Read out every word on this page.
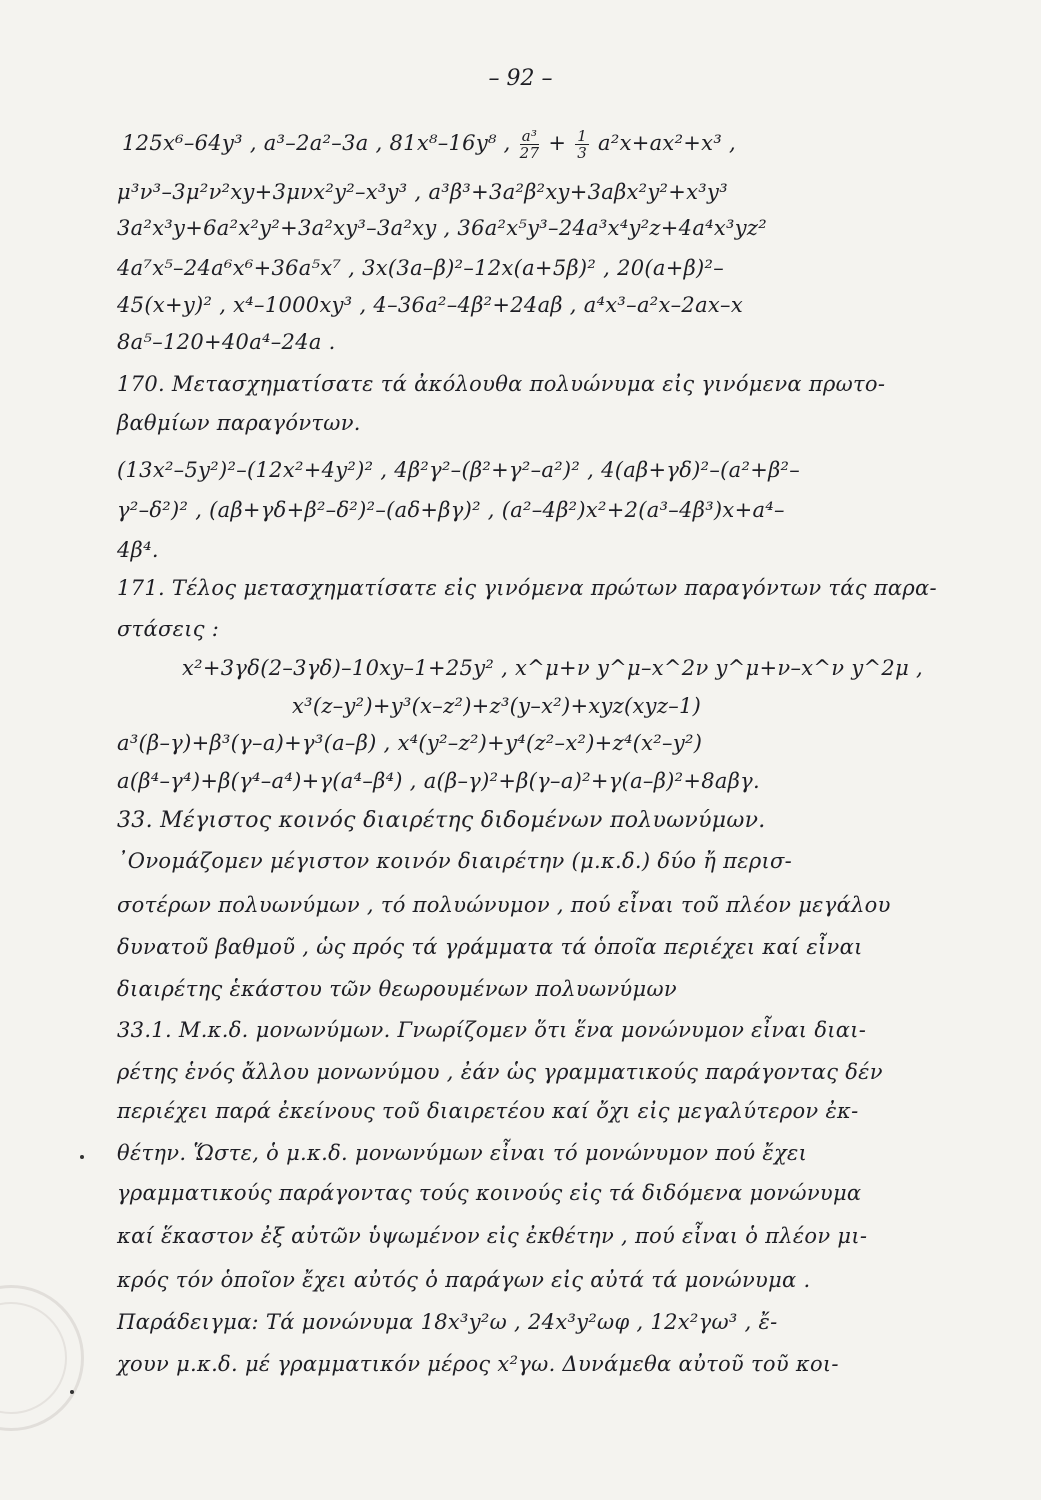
– 92 –
125x⁶–64y³ , a³–2a²–3a , 81x⁸–16y⁸ , $\frac{\text{a³}}{27} + \frac{1}{3} a^2x+ax^2+x^3$ ,
μ³ν³–3μ²ν²xy+3μνx²y²–x³y³ , a³β³+3a²β²xy+3aβx²y²+x³y³
3a²x³y+6a²x²y²+3a²xy³–3a²xy , 36a²x⁵y³–24a³x⁴y²z+4a⁴x³yz²
4a⁷x⁵–24a⁶x⁶+36a⁵x⁷ , 3x(3a–β)²–12x(a+5β)² , 20(a+β)²–
45(x+y)² , x⁴–1000xy³ , 4–36a²–4β²+24aβ , a⁴x³–a²x–2ax–x
8a⁵–120+40a⁴–24a .
170. Μετασχηματίσατε τά ἀκόλουθα πολυώνυμα εἰς γινόμενα πρωτο-
βαθμίων παραγόντων.
(13x²–5y²)²–(12x²+4y²)² , 4β²γ²–(β²+γ²–a²)² , 4(aβ+γδ)²–(a²+β²–
γ²–δ²)² , (aβ+γδ+β²–δ²)²–(aδ+βγ)² , (a²–4β²)x²+2(a³–4β³)x+a⁴–
4β⁴.
171. Τέλος μετασχηματίσατε εἰς γινόμενα πρώτων παραγόντων τάς παρα-
στάσεις :
x²+3γδ(2–3γδ)–10xy–1+25y² , x^μ+ν y^μ–x^2ν y^μ+ν–x^ν y^2μ ,
x³(z–y²)+y³(x–z²)+z³(y–x²)+xyz(xyz–1)
a³(β–γ)+β³(γ–a)+γ³(a–β) , x⁴(y²–z²)+y⁴(z²–x²)+z⁴(x²–y²)
a(β⁴–γ⁴)+β(γ⁴–a⁴)+γ(a⁴–β⁴) , a(β–γ)²+β(γ–a)²+γ(a–β)²+8aβγ.
33. Μέγιστος κοινός διαιρέτης διδομένων πολυωνύμων.
᾿Ονομάζομεν μέγιστον κοινόν διαιρέτην (μ.κ.δ.) δύο ἤ περισ-
σοτέρων πολυωνύμων , τό πολυώνυμον , πού εἶναι τοῦ πλέον μεγάλου
δυνατοῦ βαθμοῦ , ὡς πρός τά γράμματα τά ὁποῖα περιέχει καί εἶναι
διαιρέτης ἑκάστου τῶν θεωρουμένων πολυωνύμων
33.1. Μ.κ.δ. μονωνύμων. Γνωρίζομεν ὅτι ἕνα μονώνυμον εἶναι διαι-
ρέτης ἑνός ἄλλου μονωνύμου , ἐάν ὡς γραμματικούς παράγοντας δέν
περιέχει παρά ἐκείνους τοῦ διαιρετέου καί ὄχι εἰς μεγαλύτερον ἐκ-
θέτην. Ὥστε, ὁ μ.κ.δ. μονωνύμων εἶναι τό μονώνυμον πού ἔχει
γραμματικούς παράγοντας τούς κοινούς εἰς τά διδόμενα μονώνυμα
καί ἕκαστον ἐξ αὐτῶν ὑψωμένον εἰς ἐκθέτην , πού εἶναι ὁ πλέον μι-
κρός τόν ὁποῖον ἔχει αὐτός ὁ παράγων εἰς αὐτά τά μονώνυμα .
Παράδειγμα: Τά μονώνυμα 18x³y²ω , 24x³y²ωφ , 12x²γω³ , ἔ-
χουν μ.κ.δ. μέ γραμματικόν μέρος x²γω. Δυνάμεθα αὐτοῦ τοῦ κοι-
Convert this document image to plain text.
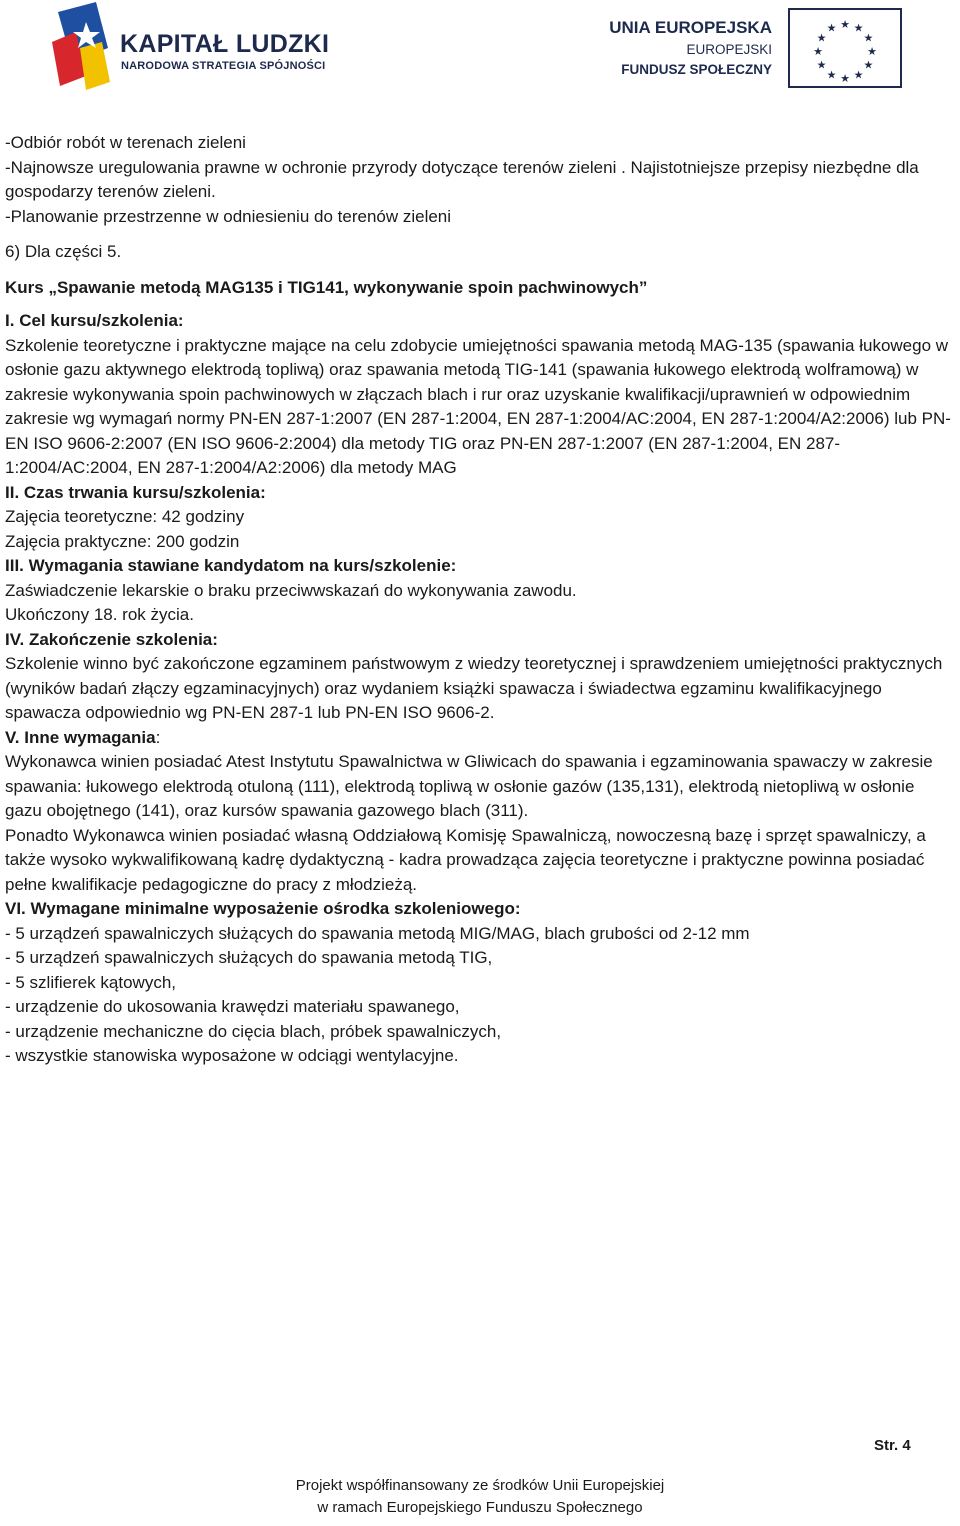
KAPITAŁ LUDZKI
NARODOWA STRATEGIA SPÓJNOŚCI
UNIA EUROPEJSKA
EUROPEJSKI
FUNDUSZ SPOŁECZNY
★ ★
★
★
★
★
★
★
★
★
★
★

-Odbiór robót w terenach zieleni

-Najnowsze uregulowania prawne w ochronie przyrody dotyczące terenów zieleni . Najistotniejsze przepisy niezbędne dla gospodarzy terenów zieleni.

-Planowanie przestrzenne w odniesieniu do terenów zieleni

6) Dla części 5.

Kurs „Spawanie metodą MAG135 i TIG141, wykonywanie spoin pachwinowych”

I. Cel kursu/szkolenia:

Szkolenie teoretyczne i praktyczne mające na celu zdobycie umiejętności spawania metodą MAG-135 (spawania łukowego w osłonie gazu aktywnego elektrodą topliwą) oraz spawania metodą TIG-141 (spawania łukowego elektrodą wolframową) w zakresie wykonywania spoin pachwinowych w złączach blach i rur oraz uzyskanie kwalifikacji/uprawnień w odpowiednim zakresie wg wymagań normy PN-EN 287-1:2007 (EN 287-1:2004, EN 287-1:2004/AC:2004, EN 287-1:2004/A2:2006) lub PN-EN ISO 9606-2:2007 (EN ISO 9606-2:2004) dla metody TIG oraz PN-EN 287-1:2007 (EN 287-1:2004, EN 287-1:2004/AC:2004, EN 287-1:2004/A2:2006) dla metody MAG

II. Czas trwania kursu/szkolenia:

Zajęcia teoretyczne: 42 godziny

Zajęcia praktyczne: 200 godzin

III. Wymagania stawiane kandydatom na kurs/szkolenie:

Zaświadczenie lekarskie o braku przeciwwskazań do wykonywania zawodu.

Ukończony 18. rok życia.

IV. Zakończenie szkolenia:

Szkolenie winno być zakończone egzaminem państwowym z wiedzy teoretycznej i sprawdzeniem umiejętności praktycznych (wyników badań złączy egzaminacyjnych) oraz wydaniem książki spawacza i świadectwa egzaminu kwalifikacyjnego spawacza odpowiednio wg PN-EN 287-1 lub PN-EN ISO 9606-2.

V. Inne wymagania:

Wykonawca winien posiadać Atest Instytutu Spawalnictwa w Gliwicach do spawania i egzaminowania spawaczy w zakresie spawania: łukowego elektrodą otuloną (111), elektrodą topliwą w osłonie gazów (135,131), elektrodą nietopliwą w osłonie gazu obojętnego (141), oraz kursów spawania gazowego blach (311).

Ponadto Wykonawca winien posiadać własną Oddziałową Komisję Spawalniczą, nowoczesną bazę i sprzęt spawalniczy, a także wysoko wykwalifikowaną kadrę dydaktyczną - kadra prowadząca zajęcia teoretyczne i praktyczne powinna posiadać pełne kwalifikacje pedagogiczne do pracy z młodzieżą.

VI. Wymagane minimalne wyposażenie ośrodka szkoleniowego:

- 5 urządzeń spawalniczych służących do spawania metodą MIG/MAG, blach grubości od 2-12 mm

- 5 urządzeń spawalniczych służących do spawania metodą TIG,

- 5 szlifierek kątowych,

- urządzenie do ukosowania krawędzi materiału spawanego,

- urządzenie mechaniczne do cięcia blach, próbek spawalniczych,

- wszystkie stanowiska wyposażone w odciągi wentylacyjne.

Str. 4
Projekt współfinansowany ze środków Unii Europejskiej
w ramach Europejskiego Funduszu Społecznego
-- -- --
- Objective
Retype each entry precisely. Skip images entirely.

- Output below
Read out every word on this page.
– 92 –
125x⁶–64y³ , a³–2a²–3a , 81x⁸–16y⁸ , $\frac{\text{a³}}{27} + \frac{1}{3} a^2x+ax^2+x^3$ ,
μ³ν³–3μ²ν²xy+3μνx²y²–x³y³ , a³β³+3a²β²xy+3aβx²y²+x³y³
3a²x³y+6a²x²y²+3a²xy³–3a²xy , 36a²x⁵y³–24a³x⁴y²z+4a⁴x³yz²
4a⁷x⁵–24a⁶x⁶+36a⁵x⁷ , 3x(3a–β)²–12x(a+5β)² , 20(a+β)²–
45(x+y)² , x⁴–1000xy³ , 4–36a²–4β²+24aβ , a⁴x³–a²x–2ax–x
8a⁵–120+40a⁴–24a .
170. Μετασχηματίσατε τά ἀκόλουθα πολυώνυμα εἰς γινόμενα πρωτο-
βαθμίων παραγόντων.
(13x²–5y²)²–(12x²+4y²)² , 4β²γ²–(β²+γ²–a²)² , 4(aβ+γδ)²–(a²+β²–
γ²–δ²)² , (aβ+γδ+β²–δ²)²–(aδ+βγ)² , (a²–4β²)x²+2(a³–4β³)x+a⁴–
4β⁴.
171. Τέλος μετασχηματίσατε εἰς γινόμενα πρώτων παραγόντων τάς παρα-
στάσεις :
x²+3γδ(2–3γδ)–10xy–1+25y² , x^μ+ν y^μ–x^2ν y^μ+ν–x^ν y^2μ ,
x³(z–y²)+y³(x–z²)+z³(y–x²)+xyz(xyz–1)
a³(β–γ)+β³(γ–a)+γ³(a–β) , x⁴(y²–z²)+y⁴(z²–x²)+z⁴(x²–y²)
a(β⁴–γ⁴)+β(γ⁴–a⁴)+γ(a⁴–β⁴) , a(β–γ)²+β(γ–a)²+γ(a–β)²+8aβγ.
33. Μέγιστος κοινός διαιρέτης διδομένων πολυωνύμων.
᾿Ονομάζομεν μέγιστον κοινόν διαιρέτην (μ.κ.δ.) δύο ἤ περισ-
σοτέρων πολυωνύμων , τό πολυώνυμον , πού εἶναι τοῦ πλέον μεγάλου
δυνατοῦ βαθμοῦ , ὡς πρός τά γράμματα τά ὁποῖα περιέχει καί εἶναι
διαιρέτης ἑκάστου τῶν θεωρουμένων πολυωνύμων
33.1. Μ.κ.δ. μονωνύμων. Γνωρίζομεν ὅτι ἕνα μονώνυμον εἶναι διαι-
ρέτης ἑνός ἄλλου μονωνύμου , ἐάν ὡς γραμματικούς παράγοντας δέν
περιέχει παρά ἐκείνους τοῦ διαιρετέου καί ὄχι εἰς μεγαλύτερον ἐκ-
θέτην. Ὥστε, ὁ μ.κ.δ. μονωνύμων εἶναι τό μονώνυμον πού ἔχει
γραμματικούς παράγοντας τούς κοινούς εἰς τά διδόμενα μονώνυμα
καί ἕκαστον ἐξ αὐτῶν ὑψωμένον εἰς ἐκθέτην , πού εἶναι ὁ πλέον μι-
κρός τόν ὁποῖον ἔχει αὐτός ὁ παράγων εἰς αὐτά τά μονώνυμα .
Παράδειγμα: Τά μονώνυμα 18x³y²ω , 24x³y²ωφ , 12x²γω³ , ἔ-
χουν μ.κ.δ. μέ γραμματικόν μέρος x²γω. Δυνάμεθα αὐτοῦ τοῦ κοι-
Convert this document image to plain text.
KAPITAŁ LUDZKI
NARODOWA STRATEGIA SPÓJNOŚCI
UNIA EUROPEJSKA
EUROPEJSKI
FUNDUSZ SPOŁECZNY
★ ★
★
★
★
★
★
★
★
★
★
★

-Odbiór robót w terenach zieleni

-Najnowsze uregulowania prawne w ochronie przyrody dotyczące terenów zieleni . Najistotniejsze przepisy niezbędne dla gospodarzy terenów zieleni.

-Planowanie przestrzenne w odniesieniu do terenów zieleni

6) Dla części 5.

Kurs „Spawanie metodą MAG135 i TIG141, wykonywanie spoin pachwinowych”

I. Cel kursu/szkolenia:

Szkolenie teoretyczne i praktyczne mające na celu zdobycie umiejętności spawania metodą MAG-135 (spawania łukowego w osłonie gazu aktywnego elektrodą topliwą) oraz spawania metodą TIG-141 (spawania łukowego elektrodą wolframową) w zakresie wykonywania spoin pachwinowych w złączach blach i rur oraz uzyskanie kwalifikacji/uprawnień w odpowiednim zakresie wg wymagań normy PN-EN 287-1:2007 (EN 287-1:2004, EN 287-1:2004/AC:2004, EN 287-1:2004/A2:2006) lub PN-EN ISO 9606-2:2007 (EN ISO 9606-2:2004) dla metody TIG oraz PN-EN 287-1:2007 (EN 287-1:2004, EN 287-1:2004/AC:2004, EN 287-1:2004/A2:2006) dla metody MAG

II. Czas trwania kursu/szkolenia:

Zajęcia teoretyczne: 42 godziny

Zajęcia praktyczne: 200 godzin

III. Wymagania stawiane kandydatom na kurs/szkolenie:

Zaświadczenie lekarskie o braku przeciwwskazań do wykonywania zawodu.

Ukończony 18. rok życia.

IV. Zakończenie szkolenia:

Szkolenie winno być zakończone egzaminem państwowym z wiedzy teoretycznej i sprawdzeniem umiejętności praktycznych (wyników badań złączy egzaminacyjnych) oraz wydaniem książki spawacza i świadectwa egzaminu kwalifikacyjnego spawacza odpowiednio wg PN-EN 287-1 lub PN-EN ISO 9606-2.

V. Inne wymagania:

Wykonawca winien posiadać Atest Instytutu Spawalnictwa w Gliwicach do spawania i egzaminowania spawaczy w zakresie spawania: łukowego elektrodą otuloną (111), elektrodą topliwą w osłonie gazów (135,131), elektrodą nietopliwą w osłonie gazu obojętnego (141), oraz kursów spawania gazowego blach (311).

Ponadto Wykonawca winien posiadać własną Oddziałową Komisję Spawalniczą, nowoczesną bazę i sprzęt spawalniczy, a także wysoko wykwalifikowaną kadrę dydaktyczną - kadra prowadząca zajęcia teoretyczne i praktyczne powinna posiadać pełne kwalifikacje pedagogiczne do pracy z młodzieżą.

VI. Wymagane minimalne wyposażenie ośrodka szkoleniowego:

- 5 urządzeń spawalniczych służących do spawania metodą MIG/MAG, blach grubości od 2-12 mm

- 5 urządzeń spawalniczych służących do spawania metodą TIG,

- 5 szlifierek kątowych,

- urządzenie do ukosowania krawędzi materiału spawanego,

- urządzenie mechaniczne do cięcia blach, próbek spawalniczych,

- wszystkie stanowiska wyposażone w odciągi wentylacyjne.

Str. 4
Projekt współfinansowany ze środków Unii Europejskiej
w ramach Europejskiego Funduszu Społecznego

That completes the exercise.